Collected data:
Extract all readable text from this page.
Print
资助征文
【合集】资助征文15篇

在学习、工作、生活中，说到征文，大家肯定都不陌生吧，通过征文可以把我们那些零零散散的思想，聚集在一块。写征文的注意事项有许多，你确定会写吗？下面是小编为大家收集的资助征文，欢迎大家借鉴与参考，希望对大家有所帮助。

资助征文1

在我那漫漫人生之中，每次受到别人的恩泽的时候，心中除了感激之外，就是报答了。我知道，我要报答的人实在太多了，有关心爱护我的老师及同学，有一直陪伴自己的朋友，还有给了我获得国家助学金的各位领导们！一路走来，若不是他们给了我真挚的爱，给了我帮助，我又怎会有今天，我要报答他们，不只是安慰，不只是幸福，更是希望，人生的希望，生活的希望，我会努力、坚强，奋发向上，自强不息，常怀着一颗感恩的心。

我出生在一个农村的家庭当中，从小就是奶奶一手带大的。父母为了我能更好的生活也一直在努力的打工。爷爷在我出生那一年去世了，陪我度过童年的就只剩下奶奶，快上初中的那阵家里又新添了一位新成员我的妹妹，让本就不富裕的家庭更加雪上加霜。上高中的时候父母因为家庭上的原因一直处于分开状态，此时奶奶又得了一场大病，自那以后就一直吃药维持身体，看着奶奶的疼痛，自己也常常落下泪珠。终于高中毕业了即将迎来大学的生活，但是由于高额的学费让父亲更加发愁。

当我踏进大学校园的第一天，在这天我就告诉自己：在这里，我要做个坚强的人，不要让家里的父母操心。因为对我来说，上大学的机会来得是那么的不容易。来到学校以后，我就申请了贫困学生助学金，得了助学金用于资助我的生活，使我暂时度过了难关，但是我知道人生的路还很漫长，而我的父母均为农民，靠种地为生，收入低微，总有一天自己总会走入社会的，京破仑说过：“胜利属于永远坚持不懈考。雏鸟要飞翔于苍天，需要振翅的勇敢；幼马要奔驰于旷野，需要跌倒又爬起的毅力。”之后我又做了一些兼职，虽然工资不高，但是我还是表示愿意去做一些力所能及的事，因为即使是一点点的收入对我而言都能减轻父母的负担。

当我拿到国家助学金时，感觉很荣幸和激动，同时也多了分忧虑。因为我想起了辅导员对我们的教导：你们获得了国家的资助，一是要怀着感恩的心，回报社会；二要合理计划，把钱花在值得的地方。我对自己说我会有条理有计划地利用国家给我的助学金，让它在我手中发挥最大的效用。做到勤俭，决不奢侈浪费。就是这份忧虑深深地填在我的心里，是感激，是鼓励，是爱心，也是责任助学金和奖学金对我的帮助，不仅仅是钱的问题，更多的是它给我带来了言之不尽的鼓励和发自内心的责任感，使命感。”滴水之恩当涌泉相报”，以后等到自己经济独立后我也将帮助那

Task requirements |
Nothing in the data may differ; print all of it exactly as written.

Reply |
Extract all readable text from this page.
Print
资助征文
【合集】资助征文15篇

在学习、工作、生活中，说到征文，大家肯定都不陌生吧，通过征文可以把我们那些零零散散的思想，聚集在一块。写征文的注意事项有许多，你确定会写吗？下面是小编为大家收集的资助征文，欢迎大家借鉴与参考，希望对大家有所帮助。

资助征文1

在我那漫漫人生之中，每次受到别人的恩泽的时候，心中除了感激之外，就是报答了。我知道，我要报答的人实在太多了，有关心爱护我的老师及同学，有一直陪伴自己的朋友，还有给了我获得国家助学金的各位领导们！一路走来，若不是他们给了我真挚的爱，给了我帮助，我又怎会有今天，我要报答他们，不只是安慰，不只是幸福，更是希望，人生的希望，生活的希望，我会努力、坚强，奋发向上，自强不息，常怀着一颗感恩的心。

我出生在一个农村的家庭当中，从小就是奶奶一手带大的。父母为了我能更好的生活也一直在努力的打工。爷爷在我出生那一年去世了，陪我度过童年的就只剩下奶奶，快上初中的那阵家里又新添了一位新成员我的妹妹，让本就不富裕的家庭更加雪上加霜。上高中的时候父母因为家庭上的原因一直处于分开状态，此时奶奶又得了一场大病，自那以后就一直吃药维持身体，看着奶奶的疼痛，自己也常常落下泪珠。终于高中毕业了即将迎来大学的生活，但是由于高额的学费让父亲更加发愁。

当我踏进大学校园的第一天，在这天我就告诉自己：在这里，我要做个坚强的人，不要让家里的父母操心。因为对我来说，上大学的机会来得是那么的不容易。来到学校以后，我就申请了贫困学生助学金，得了助学金用于资助我的生活，使我暂时度过了难关，但是我知道人生的路还很漫长，而我的父母均为农民，靠种地为生，收入低微，总有一天自己总会走入社会的，京破仑说过：“胜利属于永远坚持不懈考。雏鸟要飞翔于苍天，需要振翅的勇敢；幼马要奔驰于旷野，需要跌倒又爬起的毅力。”之后我又做了一些兼职，虽然工资不高，但是我还是表示愿意去做一些力所能及的事，因为即使是一点点的收入对我而言都能减轻父母的负担。

当我拿到国家助学金时，感觉很荣幸和激动，同时也多了分忧虑。因为我想起了辅导员对我们的教导：你们获得了国家的资助，一是要怀着感恩的心，回报社会；二要合理计划，把钱花在值得的地方。我对自己说我会有条理有计划地利用国家给我的助学金，让它在我手中发挥最大的效用。做到勤俭，决不奢侈浪费。就是这份忧虑深深地填在我的心里，是感激，是鼓励，是爱心，也是责任助学金和奖学金对我的帮助，不仅仅是钱的问题，更多的是它给我带来了言之不尽的鼓励和发自内心的责任感，使命感。”滴水之恩当涌泉相报”，以后等到自己经济独立后我也将帮助那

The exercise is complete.